== INFORMATION SUPPLIED ==
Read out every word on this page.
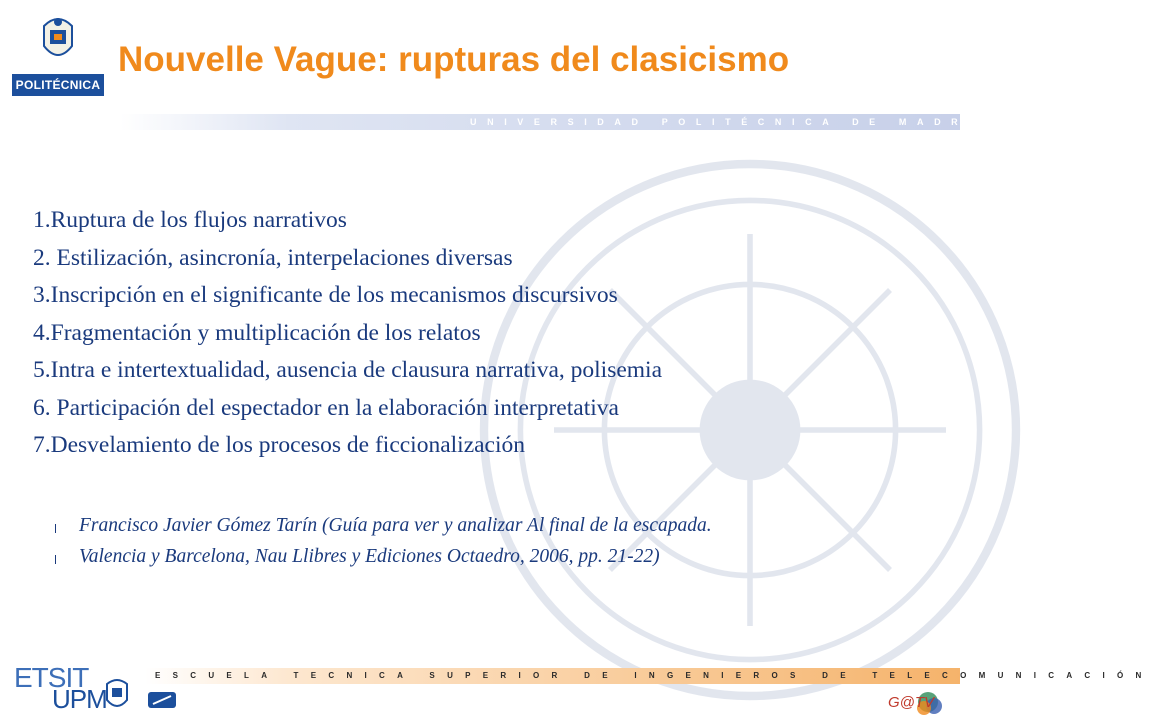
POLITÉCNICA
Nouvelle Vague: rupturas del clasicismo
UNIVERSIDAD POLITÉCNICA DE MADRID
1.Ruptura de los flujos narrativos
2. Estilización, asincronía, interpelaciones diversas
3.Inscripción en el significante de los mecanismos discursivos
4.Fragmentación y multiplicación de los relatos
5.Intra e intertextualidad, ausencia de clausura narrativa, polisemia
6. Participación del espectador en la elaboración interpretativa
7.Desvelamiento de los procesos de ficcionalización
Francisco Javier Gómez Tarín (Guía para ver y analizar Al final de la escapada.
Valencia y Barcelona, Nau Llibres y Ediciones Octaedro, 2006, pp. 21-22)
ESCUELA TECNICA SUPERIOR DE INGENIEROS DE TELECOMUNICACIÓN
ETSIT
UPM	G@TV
===
» EXERCISE GOAL: Repeat all the records above exactly, leaving out any pictures.

» RESPONSE:
Read out every word on this page.
POLITÉCNICA
Nouvelle Vague: rupturas del clasicismo
UNIVERSIDAD POLITÉCNICA DE MADRID
1.Ruptura de los flujos narrativos
2. Estilización, asincronía, interpelaciones diversas
3.Inscripción en el significante de los mecanismos discursivos
4.Fragmentación y multiplicación de los relatos
5.Intra e intertextualidad, ausencia de clausura narrativa, polisemia
6. Participación del espectador en la elaboración interpretativa
7.Desvelamiento de los procesos de ficcionalización
Francisco Javier Gómez Tarín (Guía para ver y analizar Al final de la escapada.
Valencia y Barcelona, Nau Llibres y Ediciones Octaedro, 2006, pp. 21-22)
ESCUELA TECNICA SUPERIOR DE INGENIEROS DE TELECOMUNICACIÓN
ETSIT
UPM	G@TV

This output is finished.